■ **WORK ORDER**: Below are records; count the lines in them that hold "cells" and give only the count.

Element data from apps and pages:
<<<<

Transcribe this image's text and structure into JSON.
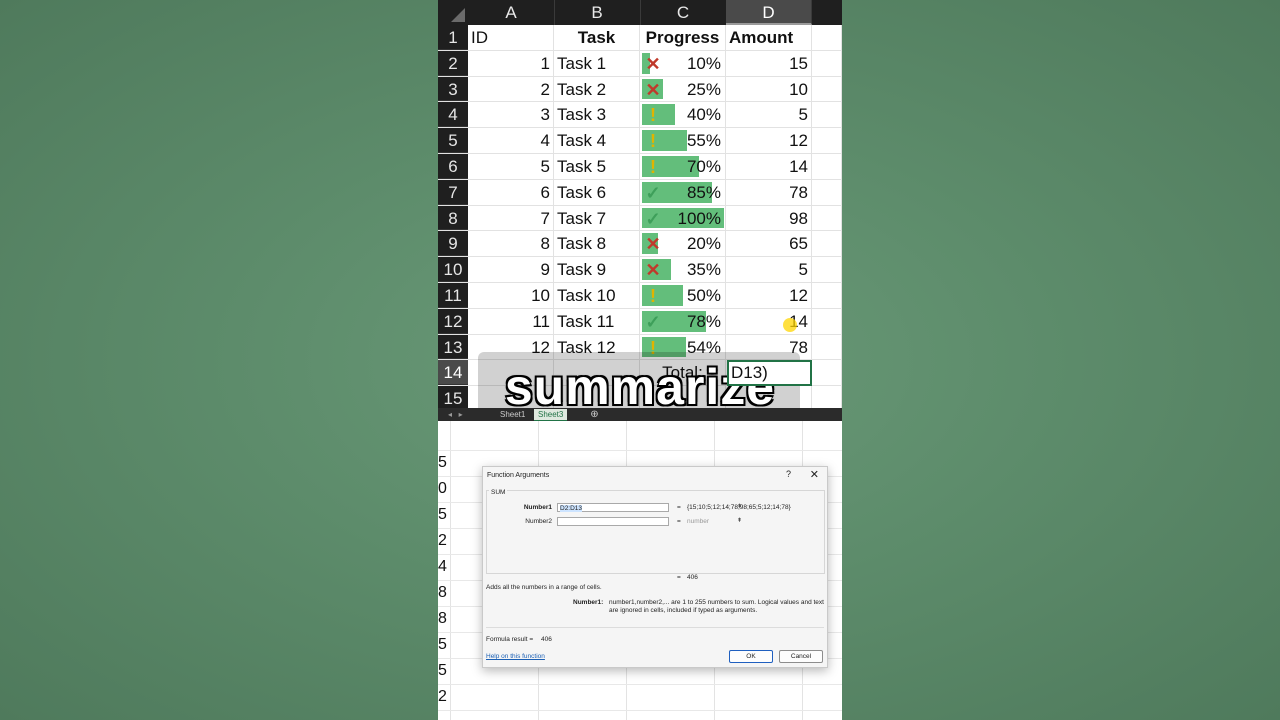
{
  "sheet": {
    "columns": [
      "A",
      "B",
      "C",
      "D"
    ],
    "selected_column": "D",
    "row_numbers": [
      "1",
      "2",
      "3",
      "4",
      "5",
      "6",
      "7",
      "8",
      "9",
      "10",
      "11",
      "12",
      "13",
      "14",
      "15"
    ],
    "header": {
      "id": "ID",
      "task": "Task",
      "progress": "Progress",
      "amount": "Amount"
    },
    "rows": [
      {
        "id": "1",
        "task": "Task 1",
        "icon": "✕",
        "icon_type": "x",
        "progress": "10%",
        "progress_value": 0.1,
        "amount": "15"
      },
      {
        "id": "2",
        "task": "Task 2",
        "icon": "✕",
        "icon_type": "x",
        "progress": "25%",
        "progress_value": 0.25,
        "amount": "10"
      },
      {
        "id": "3",
        "task": "Task 3",
        "icon": "!",
        "icon_type": "warn",
        "progress": "40%",
        "progress_value": 0.4,
        "amount": "5"
      },
      {
        "id": "4",
        "task": "Task 4",
        "icon": "!",
        "icon_type": "warn",
        "progress": "55%",
        "progress_value": 0.55,
        "amount": "12"
      },
      {
        "id": "5",
        "task": "Task 5",
        "icon": "!",
        "icon_type": "warn",
        "progress": "70%",
        "progress_value": 0.7,
        "amount": "14"
      },
      {
        "id": "6",
        "task": "Task 6",
        "icon": "✓",
        "icon_type": "ok",
        "progress": "85%",
        "progress_value": 0.85,
        "amount": "78"
      },
      {
        "id": "7",
        "task": "Task 7",
        "icon": "✓",
        "icon_type": "ok",
        "progress": "100%",
        "progress_value": 1.0,
        "amount": "98"
      },
      {
        "id": "8",
        "task": "Task 8",
        "icon": "✕",
        "icon_type": "x",
        "progress": "20%",
        "progress_value": 0.2,
        "amount": "65"
      },
      {
        "id": "9",
        "task": "Task 9",
        "icon": "✕",
        "icon_type": "x",
        "progress": "35%",
        "progress_value": 0.35,
        "amount": "5"
      },
      {
        "id": "10",
        "task": "Task 10",
        "icon": "!",
        "icon_type": "warn",
        "progress": "50%",
        "progress_value": 0.5,
        "amount": "12"
      },
      {
        "id": "11",
        "task": "Task 11",
        "icon": "✓",
        "icon_type": "ok",
        "progress": "78%",
        "progress_value": 0.78,
        "amount": "14"
      },
      {
        "id": "12",
        "task": "Task 12",
        "icon": "!",
        "icon_type": "warn",
        "progress": "54%",
        "progress_value": 0.54,
        "amount": "78"
      }
    ],
    "total_label": "Total:",
    "total_formula_fragment": "D13)",
    "bar_color": "#63be7b",
    "caption": "summarize",
    "tabs": [
      "Sheet1",
      "Sheet3"
    ],
    "active_tab": "Sheet3",
    "add_sheet_icon": "plus-circle-icon"
  },
  "background_sheet": {
    "left_column_values": [
      "5",
      "0",
      "5",
      "2",
      "4",
      "8",
      "8",
      "5",
      "5",
      "2"
    ]
  },
  "dialog": {
    "title": "Function Arguments",
    "help_symbol": "?",
    "close_symbol": "✕",
    "function_name": "SUM",
    "args": [
      {
        "label": "Number1",
        "value": "D2:D13",
        "result": "{15;10;5;12;14;78;98;65;5;12;14;78}"
      },
      {
        "label": "Number2",
        "value": "",
        "result": "number"
      }
    ],
    "equals": "=",
    "total_result": "406",
    "description": "Adds all the numbers in a range of cells.",
    "arg_desc_label": "Number1:",
    "arg_desc": "number1,number2,... are 1 to 255 numbers to sum. Logical values and text are ignored in cells, included if typed as arguments.",
    "formula_result_label": "Formula result =",
    "formula_result_value": "406",
    "help_link": "Help on this function",
    "ok_label": "OK",
    "cancel_label": "Cancel"
  }
}
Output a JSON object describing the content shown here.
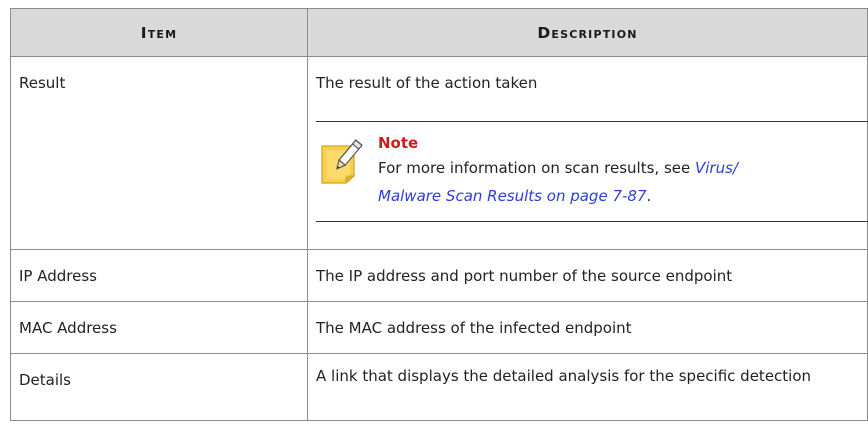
{
  "table": {
    "headers": {
      "item": "Item",
      "description": "Description"
    },
    "rows": [
      {
        "item": "Result",
        "description": "The result of the action taken"
      },
      {
        "item": "IP Address",
        "description": "The IP address and port number of the source endpoint"
      },
      {
        "item": "MAC Address",
        "description": "The MAC address of the infected endpoint"
      },
      {
        "item": "Details",
        "description": "A link that displays the detailed analysis for the specific detection"
      }
    ]
  },
  "note": {
    "title": "Note",
    "text_before": "For more information on scan results, see ",
    "link_line1": "Virus/",
    "link_line2": "Malware Scan Results on page 7-87",
    "text_after": ".",
    "icon": "note-pencil-icon"
  }
}
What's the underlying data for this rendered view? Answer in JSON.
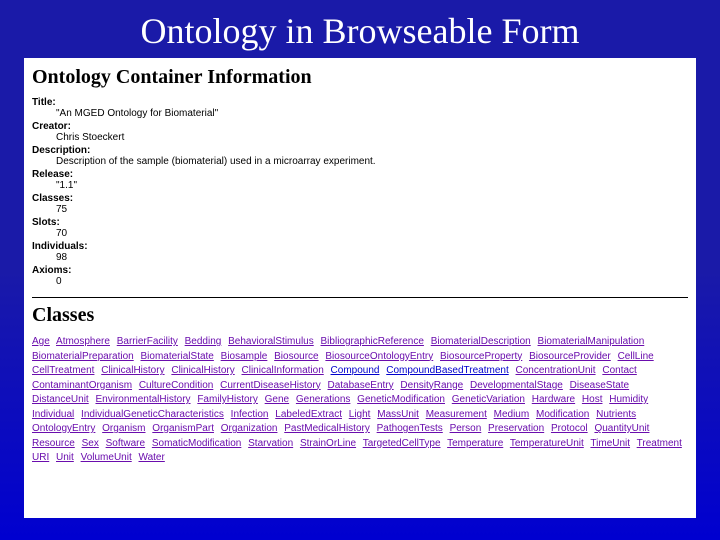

>>>>

■ **TASK OUTPUT**: 2